Written instruction - Look through the records that follow. Copy every line containing the word "name".

Material supplied -

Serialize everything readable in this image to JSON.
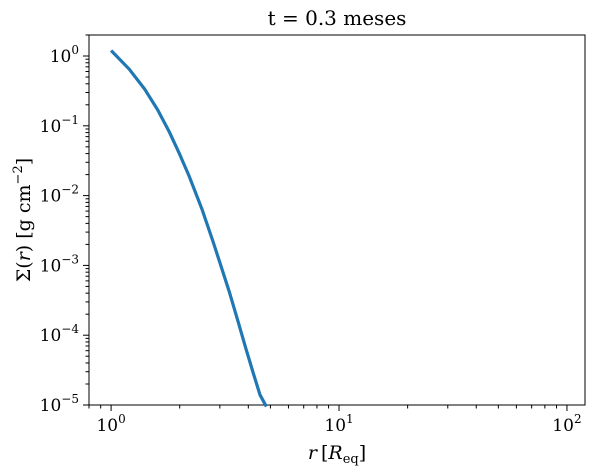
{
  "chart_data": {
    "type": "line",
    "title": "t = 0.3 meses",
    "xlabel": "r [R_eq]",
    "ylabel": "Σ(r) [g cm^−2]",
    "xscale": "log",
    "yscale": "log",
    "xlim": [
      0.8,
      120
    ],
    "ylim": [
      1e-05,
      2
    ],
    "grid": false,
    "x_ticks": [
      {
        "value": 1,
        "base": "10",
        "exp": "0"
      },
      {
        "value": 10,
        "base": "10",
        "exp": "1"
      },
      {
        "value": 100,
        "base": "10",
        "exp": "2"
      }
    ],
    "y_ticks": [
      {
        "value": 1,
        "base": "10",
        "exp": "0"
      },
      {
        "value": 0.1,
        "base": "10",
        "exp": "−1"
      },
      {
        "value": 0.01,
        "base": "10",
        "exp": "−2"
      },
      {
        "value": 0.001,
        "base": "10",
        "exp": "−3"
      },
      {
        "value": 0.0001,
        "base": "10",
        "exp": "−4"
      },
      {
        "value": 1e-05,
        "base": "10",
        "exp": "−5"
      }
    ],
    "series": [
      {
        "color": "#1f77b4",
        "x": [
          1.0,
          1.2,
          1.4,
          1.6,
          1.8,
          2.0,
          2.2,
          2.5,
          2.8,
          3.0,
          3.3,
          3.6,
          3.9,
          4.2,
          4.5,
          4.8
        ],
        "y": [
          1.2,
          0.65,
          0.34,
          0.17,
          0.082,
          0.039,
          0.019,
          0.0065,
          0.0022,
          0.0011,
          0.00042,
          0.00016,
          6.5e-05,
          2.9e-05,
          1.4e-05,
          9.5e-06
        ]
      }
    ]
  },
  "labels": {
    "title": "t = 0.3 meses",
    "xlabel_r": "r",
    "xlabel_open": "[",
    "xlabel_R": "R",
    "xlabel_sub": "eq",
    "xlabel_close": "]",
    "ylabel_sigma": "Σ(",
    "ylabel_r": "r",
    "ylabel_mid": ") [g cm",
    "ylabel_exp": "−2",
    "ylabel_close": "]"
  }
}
...
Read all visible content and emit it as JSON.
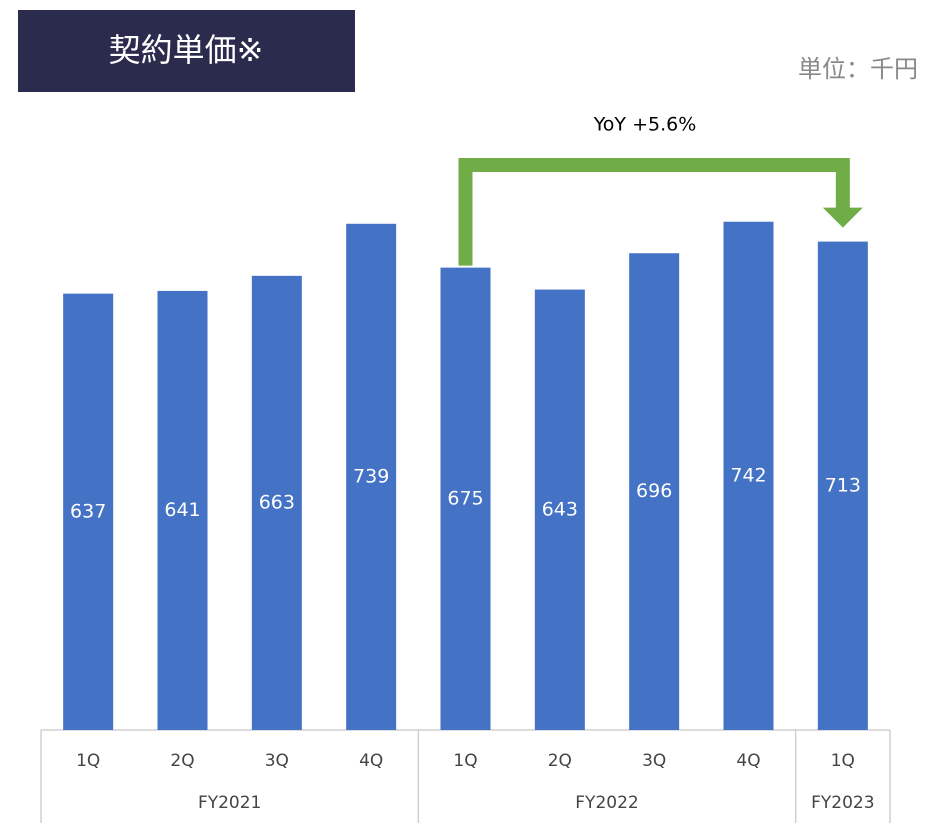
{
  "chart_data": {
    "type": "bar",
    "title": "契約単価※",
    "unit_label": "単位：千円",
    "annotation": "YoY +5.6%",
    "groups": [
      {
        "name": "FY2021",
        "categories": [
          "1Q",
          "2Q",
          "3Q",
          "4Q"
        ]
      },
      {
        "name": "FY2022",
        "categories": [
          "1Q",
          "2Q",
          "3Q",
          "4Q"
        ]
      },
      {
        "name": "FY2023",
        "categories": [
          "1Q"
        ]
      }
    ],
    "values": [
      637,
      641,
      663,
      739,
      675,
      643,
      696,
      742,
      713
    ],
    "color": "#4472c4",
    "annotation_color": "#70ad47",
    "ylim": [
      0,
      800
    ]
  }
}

The reply -
        "name": "FY2021",
        "name": "FY2022",
        "name": "FY2023",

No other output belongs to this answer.